Exercise ▸ Repeat every line exactly, keeping the pictures out of the copy.

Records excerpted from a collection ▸

___

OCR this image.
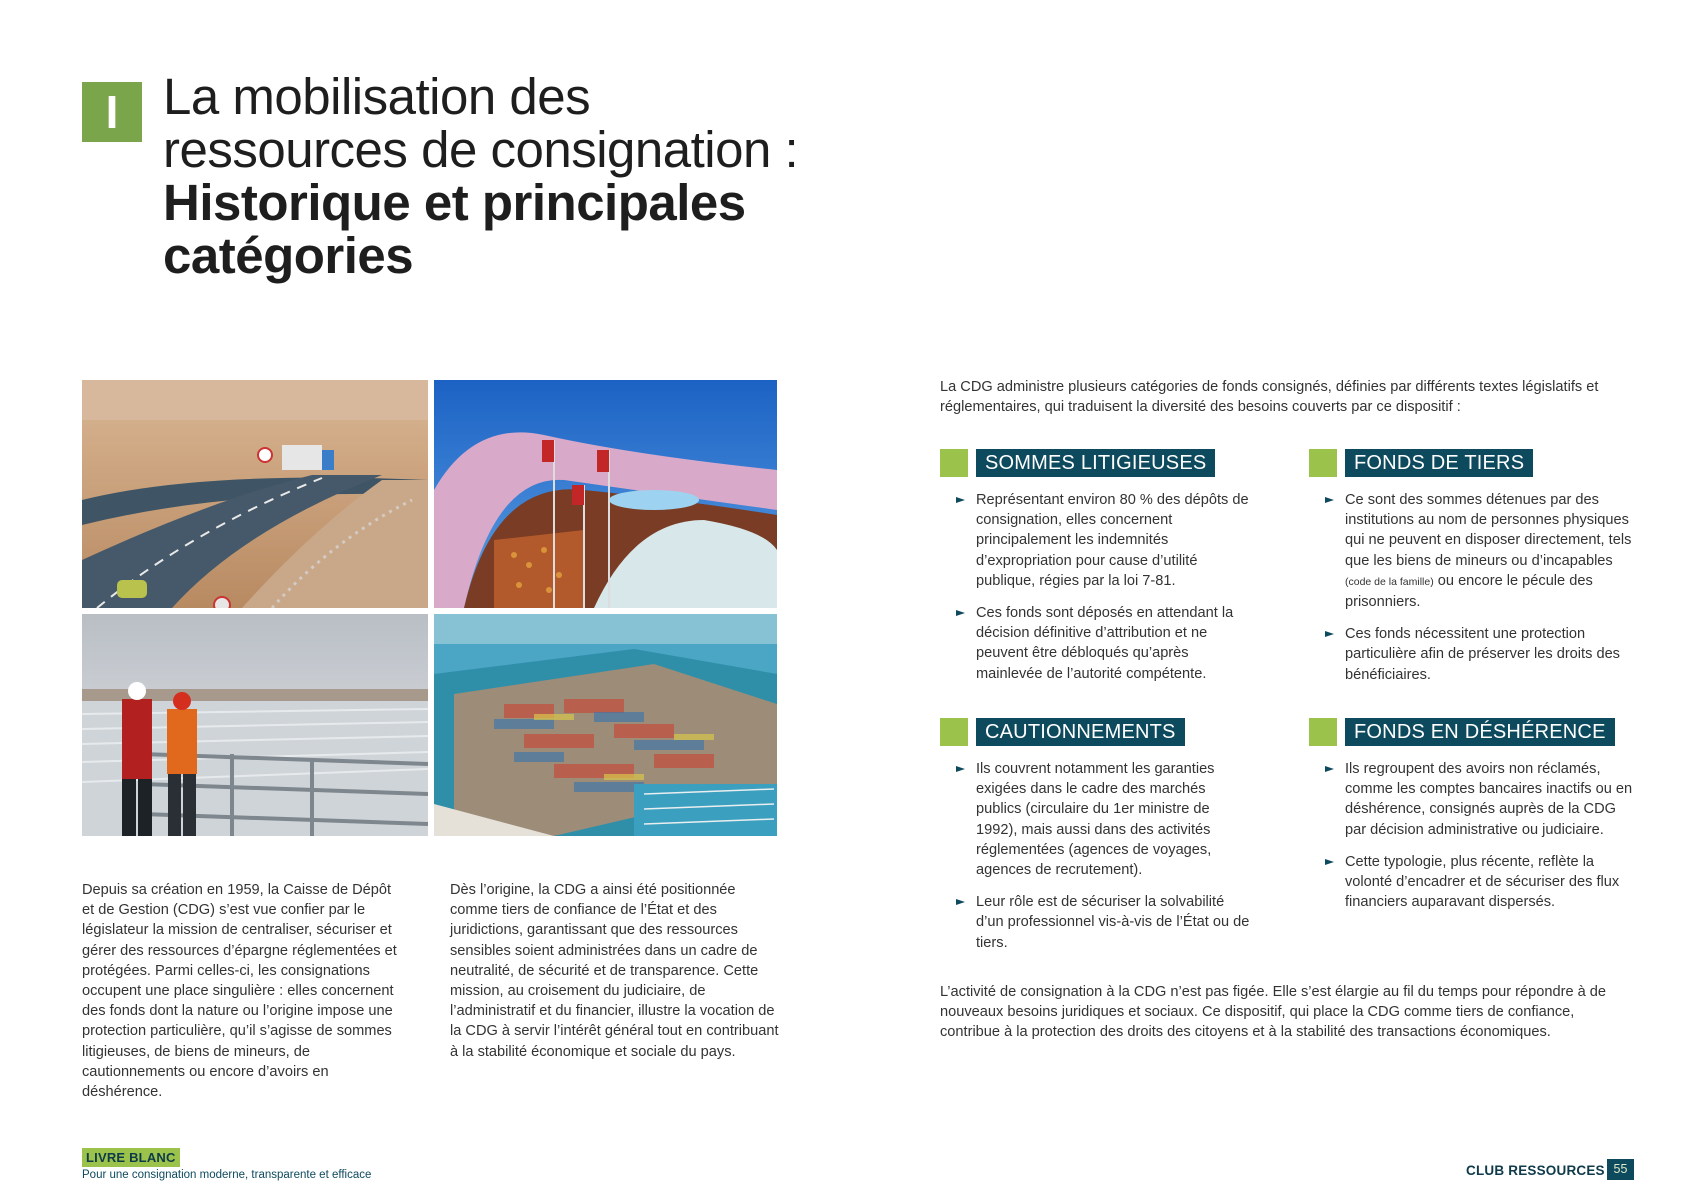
I La mobilisation des
ressources de consignation :
Historique et principales
catégories

Depuis sa création en 1959, la Caisse de Dépôt et de Gestion (CDG) s’est vue confier par le législateur la mission de centraliser, sécuriser et gérer des ressources d’épargne réglementées et protégées. Parmi celles-ci, les consignations occupent une place singulière : elles concernent des fonds dont la nature ou l’origine impose une protection particulière, qu’il s’agisse de sommes litigieuses, de biens de mineurs, de cautionnements ou encore d’avoirs en déshérence.

Dès l’origine, la CDG a ainsi été positionnée comme tiers de confiance de l’État et des juridictions, garantissant que des ressources sensibles soient administrées dans un cadre de neutralité, de sécurité et de transparence. Cette mission, au croisement du judiciaire, de l’administratif et du financier, illustre la vocation de la CDG à servir l’intérêt général tout en contribuant à la stabilité économique et sociale du pays.

La CDG administre plusieurs catégories de fonds consignés, définies par différents textes législatifs et réglementaires, qui traduisent la diversité des besoins couverts par ce dispositif :

SOMMES LITIGIEUSES
Représentant environ 80 % des dépôts de consignation, elles concernent principalement les indemnités d’expropriation pour cause d’utilité publique, régies par la loi 7-81.
Ces fonds sont déposés en attendant la décision définitive d’attribution et ne peuvent être débloqués qu’après mainlevée de l’autorité compétente.
FONDS DE TIERS
Ce sont des sommes détenues par des institutions au nom de personnes physiques qui ne peuvent en disposer directement, tels que les biens de mineurs ou d’incapables (code de la famille) ou encore le pécule des prisonniers.
Ces fonds nécessitent une protection particulière afin de préserver les droits des bénéficiaires.
CAUTIONNEMENTS
Ils couvrent notamment les garanties exigées dans le cadre des marchés publics (circulaire du 1er ministre de 1992), mais aussi dans des activités réglementées (agences de voyages, agences de recrutement).
Leur rôle est de sécuriser la solvabilité d’un professionnel vis-à-vis de l’État ou de tiers.
FONDS EN DÉSHÉRENCE
Ils regroupent des avoirs non réclamés, comme les comptes bancaires inactifs ou en déshérence, consignés auprès de la CDG par décision administrative ou judiciaire.
Cette typologie, plus récente, reflète la volonté d’encadrer et de sécuriser des flux financiers auparavant dispersés.

L’activité de consignation à la CDG n’est pas figée. Elle s’est élargie au fil du temps pour répondre à de nouveaux besoins juridiques et sociaux. Ce dispositif, qui place la CDG comme tiers de confiance, contribue à la protection des droits des citoyens et à la stabilité des transactions économiques.

LIVRE BLANC
Pour une consignation moderne, transparente et efficace	CLUB RESSOURCES 55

___

Response ▸
OCR this image.
I La mobilisation des
ressources de consignation :
Historique et principales
catégories

Depuis sa création en 1959, la Caisse de Dépôt et de Gestion (CDG) s’est vue confier par le législateur la mission de centraliser, sécuriser et gérer des ressources d’épargne réglementées et protégées. Parmi celles-ci, les consignations occupent une place singulière : elles concernent des fonds dont la nature ou l’origine impose une protection particulière, qu’il s’agisse de sommes litigieuses, de biens de mineurs, de cautionnements ou encore d’avoirs en déshérence.

Dès l’origine, la CDG a ainsi été positionnée comme tiers de confiance de l’État et des juridictions, garantissant que des ressources sensibles soient administrées dans un cadre de neutralité, de sécurité et de transparence. Cette mission, au croisement du judiciaire, de l’administratif et du financier, illustre la vocation de la CDG à servir l’intérêt général tout en contribuant à la stabilité économique et sociale du pays.

La CDG administre plusieurs catégories de fonds consignés, définies par différents textes législatifs et réglementaires, qui traduisent la diversité des besoins couverts par ce dispositif :

SOMMES LITIGIEUSES
Représentant environ 80 % des dépôts de consignation, elles concernent principalement les indemnités d’expropriation pour cause d’utilité publique, régies par la loi 7-81.
Ces fonds sont déposés en attendant la décision définitive d’attribution et ne peuvent être débloqués qu’après mainlevée de l’autorité compétente.
FONDS DE TIERS
Ce sont des sommes détenues par des institutions au nom de personnes physiques qui ne peuvent en disposer directement, tels que les biens de mineurs ou d’incapables (code de la famille) ou encore le pécule des prisonniers.
Ces fonds nécessitent une protection particulière afin de préserver les droits des bénéficiaires.
CAUTIONNEMENTS
Ils couvrent notamment les garanties exigées dans le cadre des marchés publics (circulaire du 1er ministre de 1992), mais aussi dans des activités réglementées (agences de voyages, agences de recrutement).
Leur rôle est de sécuriser la solvabilité d’un professionnel vis-à-vis de l’État ou de tiers.
FONDS EN DÉSHÉRENCE
Ils regroupent des avoirs non réclamés, comme les comptes bancaires inactifs ou en déshérence, consignés auprès de la CDG par décision administrative ou judiciaire.
Cette typologie, plus récente, reflète la volonté d’encadrer et de sécuriser des flux financiers auparavant dispersés.

L’activité de consignation à la CDG n’est pas figée. Elle s’est élargie au fil du temps pour répondre à de nouveaux besoins juridiques et sociaux. Ce dispositif, qui place la CDG comme tiers de confiance, contribue à la protection des droits des citoyens et à la stabilité des transactions économiques.

LIVRE BLANC
Pour une consignation moderne, transparente et efficace	CLUB RESSOURCES 55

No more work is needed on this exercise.